:: DATA TO USE ::
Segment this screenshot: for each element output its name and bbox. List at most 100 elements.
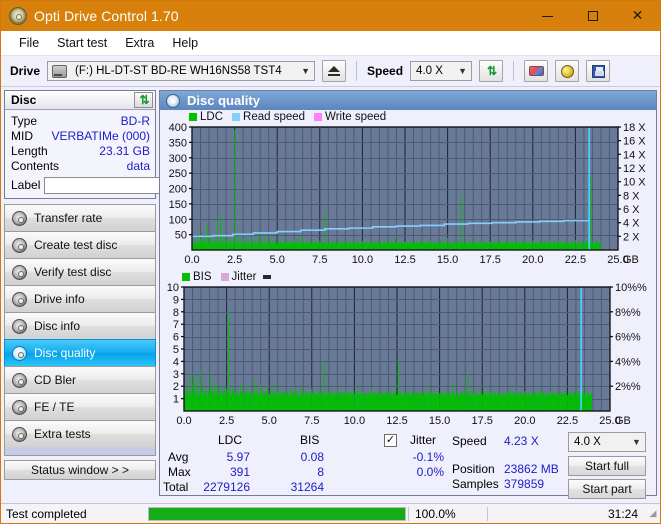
sidebar-filler: [4, 447, 156, 456]
svg-text:5: 5: [173, 344, 179, 356]
menu-item-start-test[interactable]: Start test: [48, 33, 116, 53]
bis-chart: 1 2 3 4 5 6 7 8 9 10 2%% 4%% 6%% 8%% 10%% 0.0 2.5 5.0 7.5 1…: [160, 283, 656, 431]
svg-text:1: 1: [173, 394, 179, 406]
disc-quality-header: Disc quality: [160, 91, 656, 110]
sidebar-item-label: Verify test disc: [34, 265, 112, 279]
disc-row-value: 23.31 GB: [99, 143, 150, 158]
disc-icon: [12, 372, 27, 388]
save-button[interactable]: [586, 60, 611, 82]
disc-row-value: VERBATIMe (000): [51, 128, 150, 143]
app-window: Opti Drive Control 1.70 ✕ File Start tes…: [0, 0, 661, 524]
disc-icon: [12, 399, 27, 415]
sidebar-item-extra-tests[interactable]: Extra tests: [4, 420, 156, 447]
disc-row-value: BD-R: [120, 113, 150, 128]
disc-icon: [12, 291, 27, 307]
disc-row-key: Type: [11, 113, 38, 128]
jitter-checkbox[interactable]: ✓: [384, 432, 397, 447]
svg-text:6%%: 6%%: [615, 332, 641, 344]
disc-row-value: data: [126, 158, 150, 173]
app-disc-icon: [9, 7, 27, 25]
svg-text:20.0: 20.0: [514, 415, 535, 427]
sidebar-item-disc-info[interactable]: Disc info: [4, 312, 156, 339]
stats-row-key: Avg: [168, 450, 189, 464]
sidebar-item-verify-test-disc[interactable]: Verify test disc: [4, 258, 156, 285]
minimize-button[interactable]: [525, 1, 570, 31]
drive-select-value: (F:) HL-DT-ST BD-RE WH16NS58 TST4: [75, 65, 282, 77]
legend-swatch-write-speed: [314, 112, 323, 121]
disc-row-type: Type BD-R: [11, 113, 150, 128]
chevron-down-icon: ▼: [632, 437, 641, 447]
stats-col-bis: BIS: [300, 433, 320, 447]
ldc-chart-svg: 50 100 150 200 250 300 350 400 2 X4 X 6 X 8 X10 X 1…: [169, 123, 647, 266]
legend-swatch-ldc: [189, 112, 197, 121]
sidebar: Disc ⇅ Type BD-R MID VERBATIMe (000) Len…: [1, 87, 213, 493]
drive-select[interactable]: (F:) HL-DT-ST BD-RE WH16NS58 TST4 ▼: [47, 61, 316, 81]
svg-text:10.0: 10.0: [344, 415, 365, 427]
legend-item-jitter: Jitter: [220, 271, 272, 283]
sidebar-item-disc-quality[interactable]: Disc quality: [4, 339, 156, 366]
bulb-button[interactable]: [555, 60, 580, 82]
svg-text:2.5: 2.5: [219, 415, 234, 427]
legend-swatch-bis: [182, 272, 190, 281]
menu-item-help[interactable]: Help: [163, 33, 207, 53]
disc-refresh-button[interactable]: ⇅: [134, 92, 153, 108]
progress-bar: [148, 506, 406, 521]
stats-avg-ldc: 5.97: [226, 450, 250, 464]
maximize-button[interactable]: [570, 1, 615, 31]
sidebar-item-fe-te[interactable]: FE / TE: [4, 393, 156, 420]
svg-text:7: 7: [173, 319, 179, 331]
refresh-arrows-icon: ⇅: [487, 64, 497, 78]
svg-text:8 X: 8 X: [623, 190, 640, 202]
erase-button[interactable]: [524, 60, 549, 82]
bulb-icon: [560, 64, 574, 78]
menu-bar: File Start test Extra Help: [1, 31, 660, 56]
test-speed-select[interactable]: 4.0 X ▼: [568, 432, 646, 452]
svg-text:4 X: 4 X: [623, 218, 640, 230]
bis-chart-svg: 12345678910 2%% 4%% 6%% 8%% 10%% 0.0 2.5 5.0 7.5 1…: [167, 283, 647, 427]
page-title: Disc quality: [187, 93, 260, 108]
svg-text:6: 6: [173, 332, 179, 344]
stats-avg-jitter: -0.1%: [412, 450, 444, 464]
disc-icon: [12, 264, 27, 280]
eject-button[interactable]: [322, 60, 347, 82]
disc-icon: [12, 318, 27, 334]
legend-label: LDC: [200, 110, 224, 123]
stats-col-ldc: LDC: [218, 433, 243, 447]
refresh-button[interactable]: ⇅: [479, 60, 504, 82]
status-window-button[interactable]: Status window > >: [4, 460, 156, 480]
speed-select[interactable]: 4.0 X ▼: [410, 61, 473, 81]
svg-text:12.5: 12.5: [386, 415, 407, 427]
charts-container: LDC Read speed Write speed 50 100 150 200 25…: [160, 110, 656, 499]
svg-text:4: 4: [173, 356, 179, 368]
sidebar-item-create-test-disc[interactable]: Create test disc: [4, 231, 156, 258]
drive-label: Drive: [10, 64, 41, 78]
sidebar-item-drive-info[interactable]: Drive info: [4, 285, 156, 312]
menu-item-file[interactable]: File: [10, 33, 48, 53]
jitter-label: Jitter: [410, 433, 437, 447]
start-full-button[interactable]: Start full: [568, 456, 646, 476]
chevron-down-icon: ▼: [301, 66, 310, 76]
svg-text:10%%: 10%%: [615, 283, 647, 294]
legend-item-write-speed: Write speed: [314, 111, 386, 123]
speed-label: Speed: [367, 64, 404, 78]
svg-text:8%%: 8%%: [615, 307, 641, 319]
svg-text:250: 250: [169, 168, 187, 180]
resize-grip-icon[interactable]: ◢: [646, 508, 660, 519]
sidebar-item-cd-bler[interactable]: CD Bler: [4, 366, 156, 393]
speed-result-label: Speed: [452, 434, 487, 448]
menu-item-extra[interactable]: Extra: [116, 33, 163, 53]
refresh-arrows-icon: ⇅: [139, 93, 149, 107]
svg-text:17.5: 17.5: [479, 254, 500, 266]
svg-text:GB: GB: [623, 254, 639, 266]
svg-text:150: 150: [169, 199, 187, 211]
ldc-chart: 50 100 150 200 250 300 350 400 2 X4 X 6 X 8 X 10 X 1…: [160, 123, 656, 270]
svg-text:400: 400: [169, 123, 187, 134]
speed-select-value: 4.0 X: [416, 65, 443, 77]
svg-text:9: 9: [173, 294, 179, 306]
svg-text:GB: GB: [615, 415, 631, 427]
sidebar-item-transfer-rate[interactable]: Transfer rate: [4, 204, 156, 231]
disc-panel-header: Disc ⇅: [5, 91, 155, 110]
elapsed-time: 31:24: [487, 506, 646, 521]
start-part-button[interactable]: Start part: [568, 479, 646, 499]
close-button[interactable]: ✕: [615, 1, 660, 31]
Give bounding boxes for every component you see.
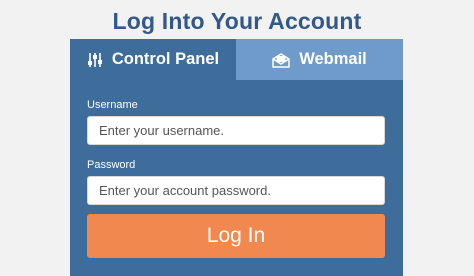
password-input[interactable] [87, 176, 385, 205]
username-label: Username [87, 99, 138, 111]
tab-control-panel[interactable]: Control Panel [70, 39, 236, 80]
sliders-icon [87, 52, 103, 68]
password-label: Password [87, 159, 136, 171]
page-title: Log Into Your Account [112, 8, 362, 34]
login-panel: Control Panel Webmail Username Password … [70, 39, 403, 276]
envelope-icon [272, 52, 290, 68]
tab-webmail-label: Webmail [299, 50, 367, 68]
tab-webmail[interactable]: Webmail [236, 39, 403, 80]
username-input[interactable] [87, 116, 385, 145]
login-button[interactable]: Log In [87, 214, 385, 258]
tab-control-panel-label: Control Panel [111, 50, 220, 68]
login-tabs: Control Panel Webmail [70, 39, 403, 80]
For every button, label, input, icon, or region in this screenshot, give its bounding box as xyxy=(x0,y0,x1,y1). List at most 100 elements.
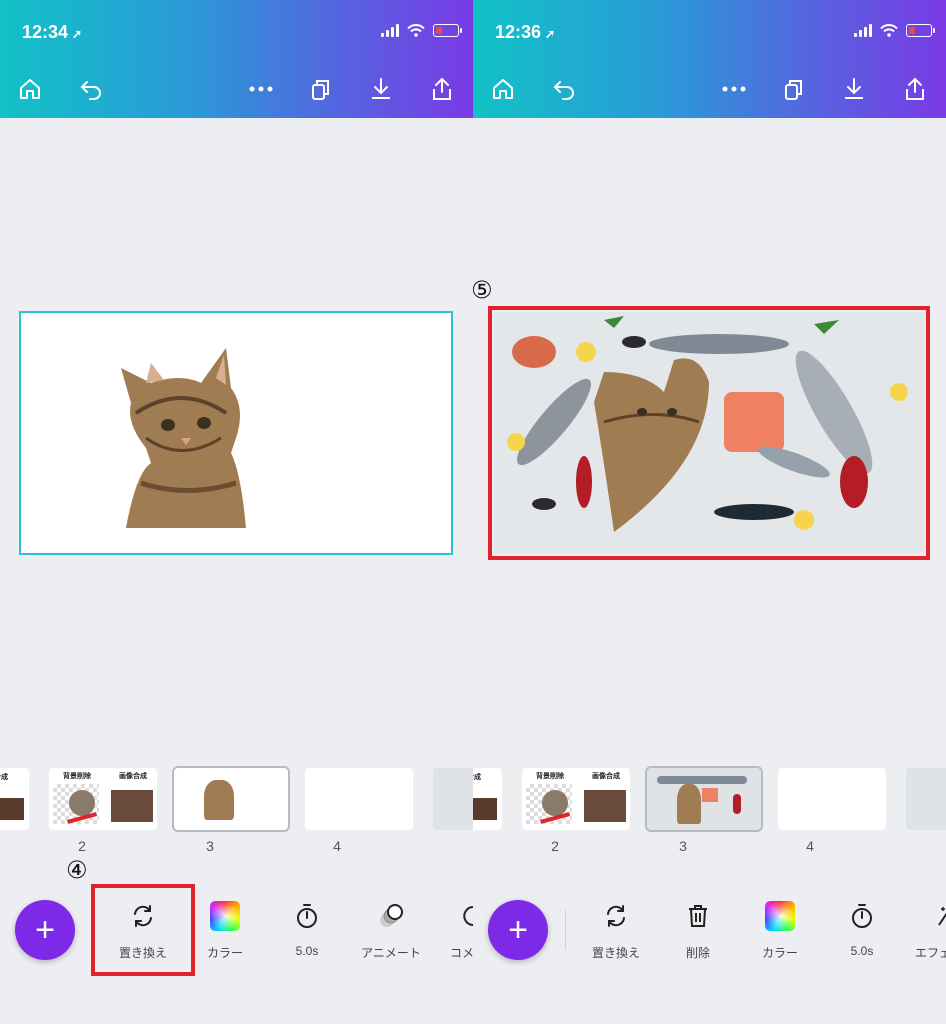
duration-button[interactable]: 5.0s xyxy=(272,900,342,958)
tool-label: 5.0s xyxy=(295,944,319,958)
page-number: 2 xyxy=(78,838,86,854)
effects-icon xyxy=(938,907,946,926)
tool-label: コメ xyxy=(450,946,473,960)
canvas-area xyxy=(473,118,946,758)
status-icons xyxy=(381,24,462,37)
download-icon xyxy=(845,78,863,99)
delete-button[interactable]: 削除 xyxy=(663,900,733,961)
comment-button[interactable]: コメ xyxy=(432,900,473,961)
color-button[interactable]: カラー xyxy=(745,900,815,961)
undo-button[interactable] xyxy=(76,74,106,104)
thumb-title-left: 背景削除 xyxy=(63,773,91,780)
add-element-button[interactable]: + xyxy=(15,900,75,960)
trash-icon xyxy=(689,905,707,927)
page-thumbnail-3-selected[interactable] xyxy=(172,766,290,832)
cellular-signal-icon xyxy=(854,24,872,37)
duration-button[interactable]: 5.0s xyxy=(827,900,897,958)
battery-icon xyxy=(906,24,935,37)
add-element-button[interactable]: + xyxy=(488,900,548,960)
download-icon xyxy=(372,78,390,99)
page-number: 3 xyxy=(206,838,214,854)
home-icon xyxy=(20,79,40,99)
share-icon xyxy=(906,77,924,100)
color-icon xyxy=(765,901,795,931)
fish-background-image[interactable] xyxy=(494,312,924,554)
download-button[interactable] xyxy=(366,74,396,104)
right-screen: 12:36 ➚ ⑤ 成 背景削除 画像合成 2 3 4 + 置き換え 削除 カラ… xyxy=(473,0,946,1024)
status-time: 12:36 ➚ xyxy=(495,22,556,42)
share-button[interactable] xyxy=(900,74,930,104)
tool-label: エフェ xyxy=(915,946,946,960)
replace-button[interactable]: 置き換え xyxy=(581,900,651,961)
thumb-title-right: 画像合成 xyxy=(119,773,147,780)
animate-icon xyxy=(380,904,403,927)
tool-label: 削除 xyxy=(685,946,710,960)
thumb-title-right: 画像合成 xyxy=(592,773,620,780)
share-button[interactable] xyxy=(427,74,457,104)
color-button[interactable]: カラー xyxy=(190,900,260,961)
more-button[interactable] xyxy=(719,74,749,104)
page-thumbnail-3-selected[interactable] xyxy=(645,766,763,832)
left-screen: 12:34 ➚ 成 背景削除 画像合成 2 3 4 ④ + 置き換え カラー 5… xyxy=(0,0,473,1024)
location-arrow-icon: ➚ xyxy=(545,27,556,41)
page-filmstrip: 合成 背景削除 画像合成 xyxy=(473,765,946,835)
page-thumbnail-4[interactable] xyxy=(305,768,413,830)
undo-icon xyxy=(80,81,101,100)
top-bar: 12:34 ➚ xyxy=(0,0,473,118)
tool-label: 5.0s xyxy=(850,944,874,958)
location-arrow-icon: ➚ xyxy=(72,27,83,41)
more-button[interactable] xyxy=(246,74,276,104)
page-number: 4 xyxy=(333,838,341,854)
timer-icon xyxy=(852,904,872,928)
page-thumbnail-1[interactable]: 合成 xyxy=(0,768,29,830)
animate-button[interactable]: アニメート xyxy=(356,900,426,961)
toolbar-divider xyxy=(565,910,566,950)
undo-button[interactable] xyxy=(549,74,579,104)
timer-icon xyxy=(297,904,317,928)
replace-icon xyxy=(607,905,625,927)
duplicate-button[interactable] xyxy=(779,74,809,104)
more-icon xyxy=(249,86,273,92)
thumb-title-left: 背景削除 xyxy=(536,773,564,780)
canvas-area xyxy=(0,118,473,758)
design-page-fish-composite[interactable] xyxy=(494,312,924,554)
share-icon xyxy=(433,77,451,100)
kitten-image[interactable] xyxy=(106,343,256,533)
tool-label: カラー xyxy=(761,946,798,960)
download-button[interactable] xyxy=(839,74,869,104)
tool-label: 置き換え xyxy=(591,946,640,960)
plus-icon: + xyxy=(508,910,528,949)
add-page-thumbnail[interactable] xyxy=(906,768,946,830)
page-thumbnail-2[interactable]: 背景削除 画像合成 xyxy=(522,768,630,830)
plus-icon: + xyxy=(35,910,55,949)
page-thumbnail-1[interactable]: 合成 xyxy=(473,768,502,830)
page-thumbnail-2[interactable]: 背景削除 画像合成 xyxy=(49,768,157,830)
page-thumbnail-4[interactable] xyxy=(778,768,886,830)
design-page-selected[interactable] xyxy=(19,311,453,555)
effects-button[interactable]: エフェ xyxy=(905,900,946,961)
color-icon xyxy=(210,901,240,931)
wifi-icon xyxy=(880,24,898,37)
status-icons xyxy=(854,24,935,37)
cellular-signal-icon xyxy=(381,24,399,37)
tool-label: 置き換え xyxy=(118,946,167,960)
status-time: 12:34 ➚ xyxy=(22,22,83,42)
home-button[interactable] xyxy=(488,74,518,104)
more-icon xyxy=(722,86,746,92)
home-button[interactable] xyxy=(15,74,45,104)
battery-icon xyxy=(433,24,462,37)
comment-icon xyxy=(463,906,473,926)
tool-label: アニメート xyxy=(361,946,421,960)
undo-icon xyxy=(553,81,574,100)
page-number: 4 xyxy=(806,838,814,854)
top-bar: 12:36 ➚ xyxy=(473,0,946,118)
duplicate-icon xyxy=(785,80,802,100)
step-marker: ④ xyxy=(66,856,88,884)
page-number: 3 xyxy=(679,838,687,854)
duplicate-button[interactable] xyxy=(306,74,336,104)
replace-button[interactable]: 置き換え xyxy=(108,900,178,961)
wifi-icon xyxy=(407,24,425,37)
tool-label: カラー xyxy=(206,946,243,960)
home-icon xyxy=(493,79,513,99)
add-page-thumbnail[interactable] xyxy=(433,768,473,830)
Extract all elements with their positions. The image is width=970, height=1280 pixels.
:::
**EXERCISE DETAILS**: In the records above, start at the line that has "duration-button[interactable]: 5.0s xyxy=(272,900,342,958)" and end after the line that has "add-element-button[interactable]: + xyxy=(15,900,75,960)". Rewrite only those lines, changing "interactable" to "clickable" and leaving everything else the same.

**RESPONSE**:
duration-button[clickable]: 5.0s xyxy=(272,900,342,958)
tool-label: 5.0s xyxy=(295,944,319,958)
page-number: 2 xyxy=(78,838,86,854)
effects-icon xyxy=(938,907,946,926)
tool-label: コメ xyxy=(450,946,473,960)
canvas-area xyxy=(473,118,946,758)
status-icons xyxy=(381,24,462,37)
download-icon xyxy=(845,78,863,99)
delete-button[clickable]: 削除 xyxy=(663,900,733,961)
comment-button[clickable]: コメ xyxy=(432,900,473,961)
color-button[clickable]: カラー xyxy=(745,900,815,961)
undo-button[clickable] xyxy=(76,74,106,104)
thumb-title-left: 背景削除 xyxy=(63,773,91,780)
add-element-button[clickable]: + xyxy=(15,900,75,960)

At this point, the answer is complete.